▸ Supplied material
* * * * * * * * *

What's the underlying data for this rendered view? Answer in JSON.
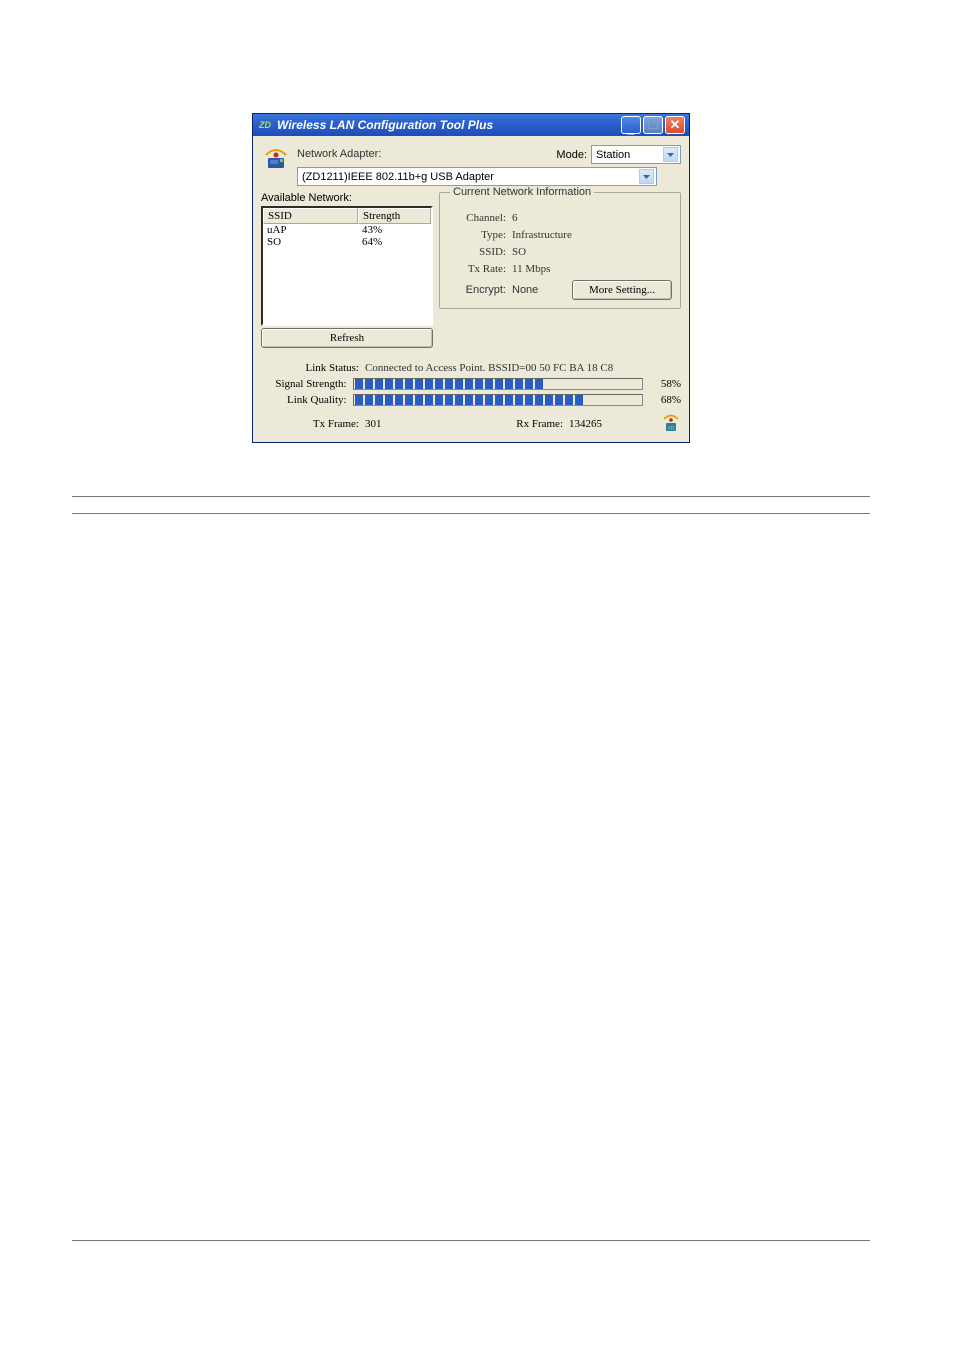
{
  "window": {
    "title": "Wireless LAN Configuration Tool Plus"
  },
  "adapter": {
    "label": "Network Adapter:",
    "selected": "(ZD1211)IEEE 802.11b+g USB Adapter"
  },
  "mode": {
    "label": "Mode:",
    "selected": "Station"
  },
  "available": {
    "label": "Available Network:",
    "col_ssid": "SSID",
    "col_strength": "Strength",
    "rows": [
      {
        "ssid": "uAP",
        "strength": "43%"
      },
      {
        "ssid": "SO",
        "strength": "64%"
      }
    ]
  },
  "buttons": {
    "refresh": "Refresh",
    "more": "More Setting..."
  },
  "info": {
    "legend": "Current Network Information",
    "channel_lbl": "Channel:",
    "channel_val": "6",
    "type_lbl": "Type:",
    "type_val": "Infrastructure",
    "ssid_lbl": "SSID:",
    "ssid_val": "SO",
    "txrate_lbl": "Tx Rate:",
    "txrate_val": "11 Mbps",
    "encrypt_lbl": "Encrypt:",
    "encrypt_val": "None"
  },
  "status": {
    "link_lbl": "Link Status:",
    "link_val": "Connected to Access Point. BSSID=00 50 FC BA 18 C8",
    "sig_lbl": "Signal Strength:",
    "sig_pct": "58%",
    "sig_segs": 19,
    "lq_lbl": "Link Quality:",
    "lq_pct": "68%",
    "lq_segs": 23,
    "tx_lbl": "Tx Frame:",
    "tx_val": "301",
    "rx_lbl": "Rx Frame:",
    "rx_val": "134265"
  }
}
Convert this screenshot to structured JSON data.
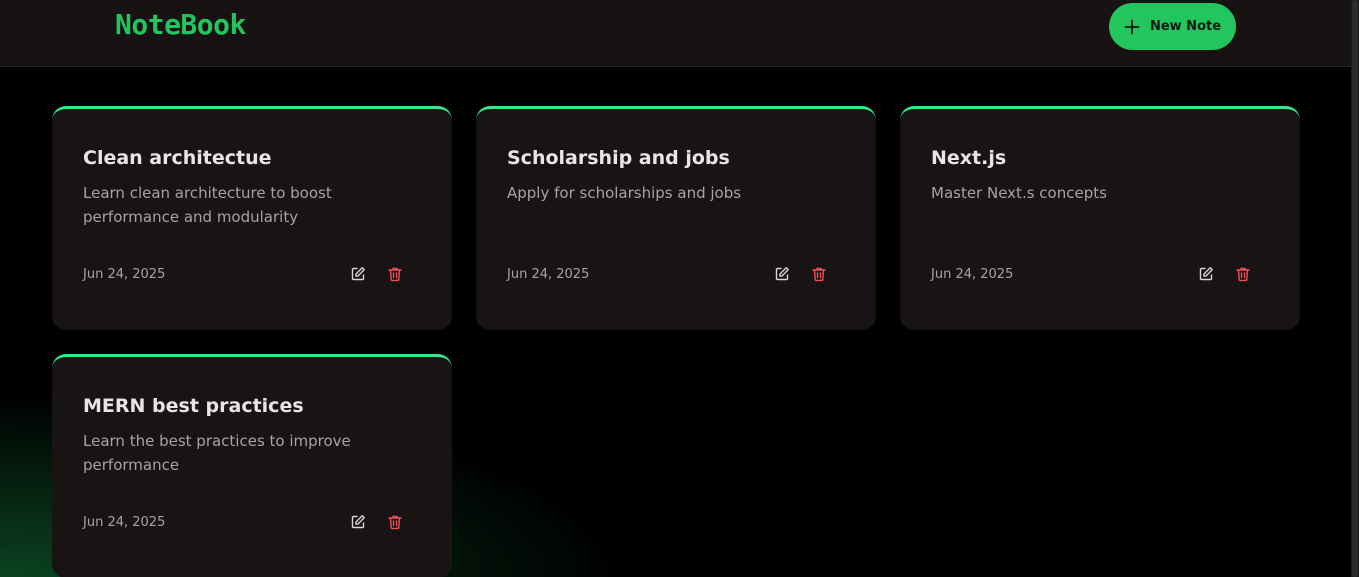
{
  "app": {
    "logo": "NoteBook",
    "new_note_label": "New Note"
  },
  "colors": {
    "accent": "#22c55e",
    "card_top_border": "#2ee88a",
    "delete": "#f05252",
    "card_bg": "#181414"
  },
  "notes": [
    {
      "title": "Clean architectue",
      "description": "Learn clean architecture to boost performance and modularity",
      "date": "Jun 24, 2025"
    },
    {
      "title": "Scholarship and jobs",
      "description": "Apply for scholarships and jobs",
      "date": "Jun 24, 2025"
    },
    {
      "title": "Next.js",
      "description": "Master Next.s concepts",
      "date": "Jun 24, 2025"
    },
    {
      "title": "MERN best practices",
      "description": "Learn the best practices to improve performance",
      "date": "Jun 24, 2025"
    }
  ]
}
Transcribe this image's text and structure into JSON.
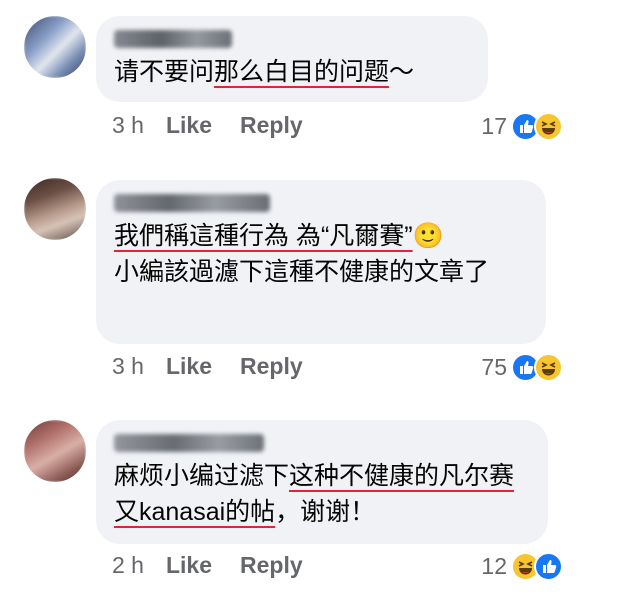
{
  "comments": [
    {
      "text_parts": [
        {
          "t": "请不要问",
          "u": false
        },
        {
          "t": "那么白目的问题",
          "u": true
        },
        {
          "t": "～",
          "u": false
        }
      ],
      "time": "3 h",
      "like_label": "Like",
      "reply_label": "Reply",
      "reaction_count": "17",
      "reactions": [
        "like-icon",
        "haha-icon"
      ]
    },
    {
      "text_parts": [
        {
          "t": "我們稱這種行為 為“凡爾賽”",
          "u": true
        },
        {
          "t": "🙂",
          "u": false
        },
        {
          "t": "小編該過濾下這種不健康的文章了",
          "u": false
        }
      ],
      "time": "3 h",
      "like_label": "Like",
      "reply_label": "Reply",
      "reaction_count": "75",
      "reactions": [
        "like-icon",
        "haha-icon"
      ]
    },
    {
      "text_parts": [
        {
          "t": "麻烦小编过滤下",
          "u": false
        },
        {
          "t": "这种不健康的凡尔赛又kanasai的帖",
          "u": true
        },
        {
          "t": "，谢谢！",
          "u": false
        }
      ],
      "time": "2 h",
      "like_label": "Like",
      "reply_label": "Reply",
      "reaction_count": "12",
      "reactions": [
        "haha-icon",
        "like-icon"
      ]
    }
  ]
}
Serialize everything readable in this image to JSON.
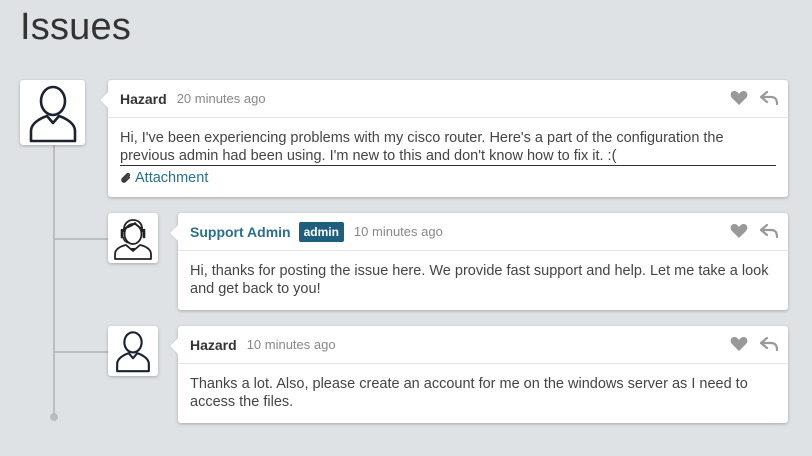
{
  "page": {
    "title": "Issues"
  },
  "comments": [
    {
      "author": "Hazard",
      "time": "20 minutes ago",
      "text_line1": "Hi, I've been experiencing problems with my cisco router. Here's a part of the configuration the",
      "text_line2": "previous admin had been using. I'm new to this and don't know how to fix it. :(",
      "attachment_label": "Attachment",
      "avatar": "user-icon"
    },
    {
      "author": "Support Admin",
      "badge": "admin",
      "time": "10 minutes ago",
      "text": "Hi, thanks for posting the issue here. We provide fast support and help. Let me take a look and get back to you!",
      "avatar": "support-agent-icon"
    },
    {
      "author": "Hazard",
      "time": "10 minutes ago",
      "text": "Thanks a lot. Also, please create an account for me on the windows server as I need to access the files.",
      "avatar": "user-icon"
    }
  ],
  "icons": {
    "like": "heart-icon",
    "reply": "reply-icon",
    "attachment": "paperclip-icon"
  },
  "colors": {
    "background": "#dfe2e5",
    "link": "#2a6f8f",
    "badge": "#1f5e7e",
    "icon": "#999999"
  }
}
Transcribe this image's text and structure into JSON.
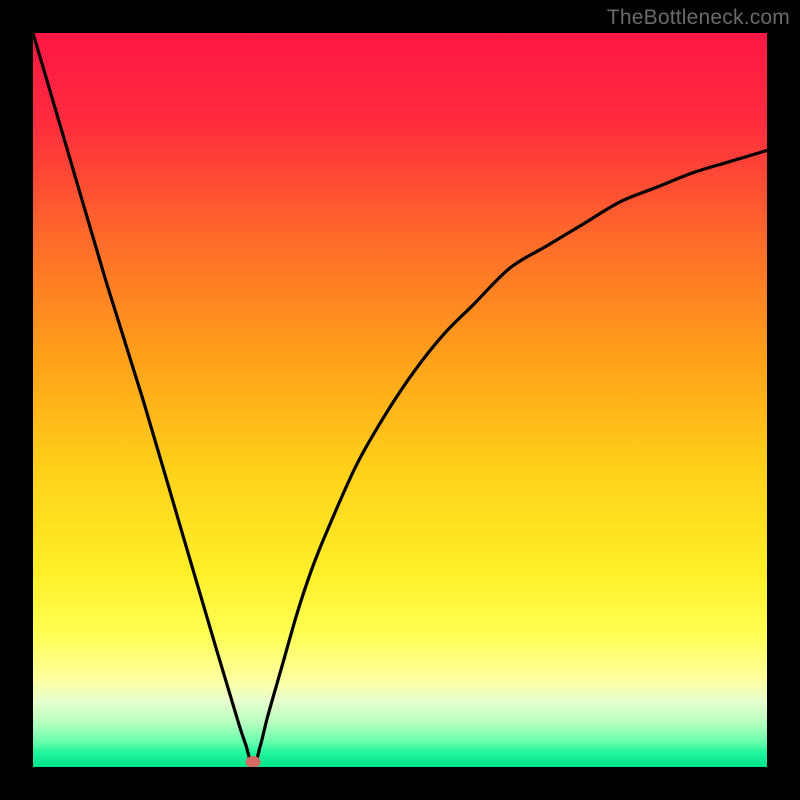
{
  "watermark": "TheBottleneck.com",
  "marker": {
    "x_pct": 30.0,
    "y_pct": 99.3,
    "color": "#d36a63"
  },
  "chart_data": {
    "type": "line",
    "title": "",
    "xlabel": "",
    "ylabel": "",
    "ylim": [
      0,
      100
    ],
    "xlim": [
      0,
      100
    ],
    "series": [
      {
        "name": "bottleneck_curve",
        "x": [
          0,
          5,
          10,
          15,
          20,
          25,
          28,
          29,
          30,
          31,
          32,
          34,
          36,
          38,
          40,
          44,
          48,
          52,
          56,
          60,
          65,
          70,
          75,
          80,
          85,
          90,
          95,
          100
        ],
        "y": [
          100,
          83,
          66,
          50,
          33,
          16,
          6,
          3,
          0,
          3,
          7,
          14,
          21,
          27,
          32,
          41,
          48,
          54,
          59,
          63,
          68,
          71,
          74,
          77,
          79,
          81,
          82.5,
          84
        ]
      }
    ],
    "gradient_stops": [
      {
        "pct": 0,
        "color": "#ff1744"
      },
      {
        "pct": 12,
        "color": "#ff2b3f"
      },
      {
        "pct": 28,
        "color": "#ff6a2a"
      },
      {
        "pct": 45,
        "color": "#ffa31a"
      },
      {
        "pct": 60,
        "color": "#ffd21a"
      },
      {
        "pct": 74,
        "color": "#fff02a"
      },
      {
        "pct": 82,
        "color": "#ffff55"
      },
      {
        "pct": 88,
        "color": "#ffffa0"
      },
      {
        "pct": 91,
        "color": "#e8ffce"
      },
      {
        "pct": 94,
        "color": "#b6ffc0"
      },
      {
        "pct": 96.5,
        "color": "#6affad"
      },
      {
        "pct": 98,
        "color": "#23f59d"
      },
      {
        "pct": 100,
        "color": "#00e58a"
      }
    ]
  }
}
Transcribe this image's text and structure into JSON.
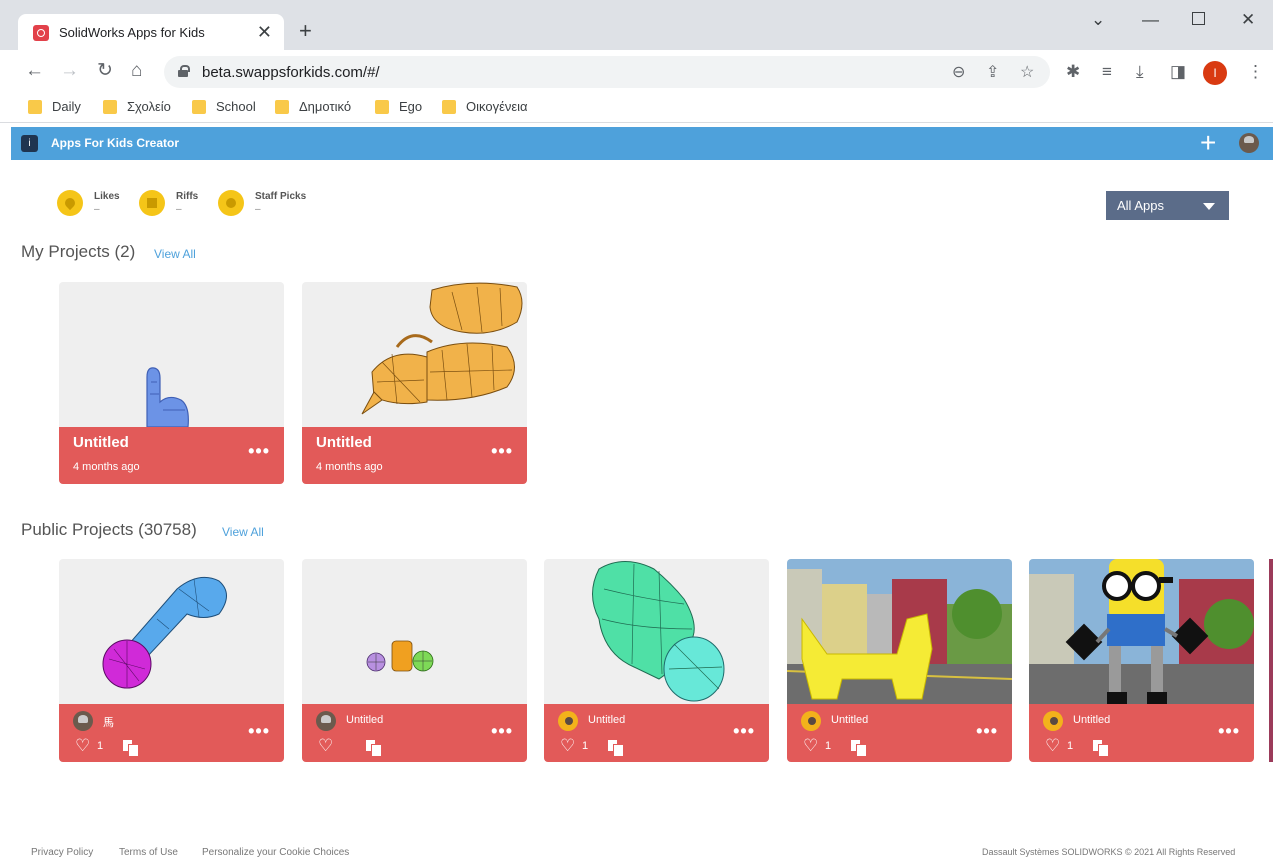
{
  "browser": {
    "tab_title": "SolidWorks Apps for Kids",
    "url": "beta.swappsforkids.com/#/",
    "profile_initial": "I",
    "bookmarks": [
      "Daily",
      "Σχολείο",
      "School",
      "Δημοτικό",
      "Ego",
      "Οικογένεια"
    ]
  },
  "app": {
    "title": "Apps For Kids Creator",
    "stats": [
      {
        "label": "Likes",
        "value": "–"
      },
      {
        "label": "Riffs",
        "value": "–"
      },
      {
        "label": "Staff Picks",
        "value": "–"
      }
    ],
    "filter": "All Apps"
  },
  "my_projects": {
    "title": "My Projects (2)",
    "view_all": "View All",
    "items": [
      {
        "title": "Untitled",
        "date": "4 months ago"
      },
      {
        "title": "Untitled",
        "date": "4 months ago"
      }
    ]
  },
  "public_projects": {
    "title": "Public Projects (30758)",
    "view_all": "View All",
    "items": [
      {
        "title": "馬",
        "likes": "1"
      },
      {
        "title": "Untitled",
        "likes": ""
      },
      {
        "title": "Untitled",
        "likes": "1"
      },
      {
        "title": "Untitled",
        "likes": "1"
      },
      {
        "title": "Untitled",
        "likes": "1"
      }
    ]
  },
  "footer": {
    "links": [
      "Privacy Policy",
      "Terms of Use",
      "Personalize your Cookie Choices"
    ],
    "copyright": "Dassault Systèmes SOLIDWORKS © 2021 All Rights Reserved"
  },
  "colors": {
    "appbar": "#4ea1db",
    "card_footer": "#e25a59",
    "stat_badge": "#f5c518",
    "dropdown": "#5b6c89"
  }
}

* * * * * * * * *

▸ Directions
Find the lines above that include the string "description" and copy them.

▸ Solution to the exercise
      "description": "Learn clean architecture to boost performance and modularity",
      "description": "Apply for scholarships and jobs",
      "description": "Master Next.s concepts",
      "description": "Learn the best practices to improve performance",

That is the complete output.